## What you are asked to do
Give all of the lines again, with nothing added or dropped.

## Records
— START —
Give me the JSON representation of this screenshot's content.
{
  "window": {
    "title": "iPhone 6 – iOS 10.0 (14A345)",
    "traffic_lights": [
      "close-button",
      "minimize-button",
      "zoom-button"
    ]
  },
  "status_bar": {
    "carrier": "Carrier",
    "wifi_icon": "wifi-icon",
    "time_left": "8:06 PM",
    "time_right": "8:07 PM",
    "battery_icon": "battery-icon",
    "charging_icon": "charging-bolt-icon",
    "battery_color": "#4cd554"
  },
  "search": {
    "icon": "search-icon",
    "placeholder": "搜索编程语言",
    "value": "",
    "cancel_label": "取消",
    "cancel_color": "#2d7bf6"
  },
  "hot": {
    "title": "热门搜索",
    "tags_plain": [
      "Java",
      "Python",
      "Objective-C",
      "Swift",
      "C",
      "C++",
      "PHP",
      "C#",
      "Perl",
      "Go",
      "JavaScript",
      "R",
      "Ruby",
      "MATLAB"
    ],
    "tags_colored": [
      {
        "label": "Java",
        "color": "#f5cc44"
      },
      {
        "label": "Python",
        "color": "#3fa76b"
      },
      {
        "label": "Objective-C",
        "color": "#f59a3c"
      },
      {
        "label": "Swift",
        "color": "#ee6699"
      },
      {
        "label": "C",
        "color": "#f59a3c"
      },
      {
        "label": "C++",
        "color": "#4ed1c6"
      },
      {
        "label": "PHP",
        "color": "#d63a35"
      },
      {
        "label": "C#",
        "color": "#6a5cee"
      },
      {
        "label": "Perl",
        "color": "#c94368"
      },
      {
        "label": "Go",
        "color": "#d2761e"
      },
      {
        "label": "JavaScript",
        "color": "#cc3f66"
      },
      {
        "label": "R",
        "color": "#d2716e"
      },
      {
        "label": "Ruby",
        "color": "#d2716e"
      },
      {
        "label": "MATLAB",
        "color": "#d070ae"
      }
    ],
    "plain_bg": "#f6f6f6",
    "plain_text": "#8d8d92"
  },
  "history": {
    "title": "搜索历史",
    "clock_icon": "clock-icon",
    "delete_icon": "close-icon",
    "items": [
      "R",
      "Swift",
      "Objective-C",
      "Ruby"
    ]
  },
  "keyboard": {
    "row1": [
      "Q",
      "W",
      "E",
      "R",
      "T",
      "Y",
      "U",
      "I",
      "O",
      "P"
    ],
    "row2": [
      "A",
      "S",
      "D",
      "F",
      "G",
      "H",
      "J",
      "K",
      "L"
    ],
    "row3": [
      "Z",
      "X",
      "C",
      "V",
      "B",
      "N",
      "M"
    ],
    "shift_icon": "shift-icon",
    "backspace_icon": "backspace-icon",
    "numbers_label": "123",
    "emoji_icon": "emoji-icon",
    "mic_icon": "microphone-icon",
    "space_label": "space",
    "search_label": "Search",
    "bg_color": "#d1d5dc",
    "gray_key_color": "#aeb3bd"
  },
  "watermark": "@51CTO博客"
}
— END —
## Solution for this problem
Give me the JSON representation of this screenshot's content.
{
  "window": {
    "title": "iPhone 6 – iOS 10.0 (14A345)",
    "traffic_lights": [
      "close-button",
      "minimize-button",
      "zoom-button"
    ]
  },
  "status_bar": {
    "carrier": "Carrier",
    "wifi_icon": "wifi-icon",
    "time_left": "8:06 PM",
    "time_right": "8:07 PM",
    "battery_icon": "battery-icon",
    "charging_icon": "charging-bolt-icon",
    "battery_color": "#4cd554"
  },
  "search": {
    "icon": "search-icon",
    "placeholder": "搜索编程语言",
    "value": "",
    "cancel_label": "取消",
    "cancel_color": "#2d7bf6"
  },
  "hot": {
    "title": "热门搜索",
    "tags_plain": [
      "Java",
      "Python",
      "Objective-C",
      "Swift",
      "C",
      "C++",
      "PHP",
      "C#",
      "Perl",
      "Go",
      "JavaScript",
      "R",
      "Ruby",
      "MATLAB"
    ],
    "tags_colored": [
      {
        "label": "Java",
        "color": "#f5cc44"
      },
      {
        "label": "Python",
        "color": "#3fa76b"
      },
      {
        "label": "Objective-C",
        "color": "#f59a3c"
      },
      {
        "label": "Swift",
        "color": "#ee6699"
      },
      {
        "label": "C",
        "color": "#f59a3c"
      },
      {
        "label": "C++",
        "color": "#4ed1c6"
      },
      {
        "label": "PHP",
        "color": "#d63a35"
      },
      {
        "label": "C#",
        "color": "#6a5cee"
      },
      {
        "label": "Perl",
        "color": "#c94368"
      },
      {
        "label": "Go",
        "color": "#d2761e"
      },
      {
        "label": "JavaScript",
        "color": "#cc3f66"
      },
      {
        "label": "R",
        "color": "#d2716e"
      },
      {
        "label": "Ruby",
        "color": "#d2716e"
      },
      {
        "label": "MATLAB",
        "color": "#d070ae"
      }
    ],
    "plain_bg": "#f6f6f6",
    "plain_text": "#8d8d92"
  },
  "history": {
    "title": "搜索历史",
    "clock_icon": "clock-icon",
    "delete_icon": "close-icon",
    "items": [
      "R",
      "Swift",
      "Objective-C",
      "Ruby"
    ]
  },
  "keyboard": {
    "row1": [
      "Q",
      "W",
      "E",
      "R",
      "T",
      "Y",
      "U",
      "I",
      "O",
      "P"
    ],
    "row2": [
      "A",
      "S",
      "D",
      "F",
      "G",
      "H",
      "J",
      "K",
      "L"
    ],
    "row3": [
      "Z",
      "X",
      "C",
      "V",
      "B",
      "N",
      "M"
    ],
    "shift_icon": "shift-icon",
    "backspace_icon": "backspace-icon",
    "numbers_label": "123",
    "emoji_icon": "emoji-icon",
    "mic_icon": "microphone-icon",
    "space_label": "space",
    "search_label": "Search",
    "bg_color": "#d1d5dc",
    "gray_key_color": "#aeb3bd"
  },
  "watermark": "@51CTO博客"
}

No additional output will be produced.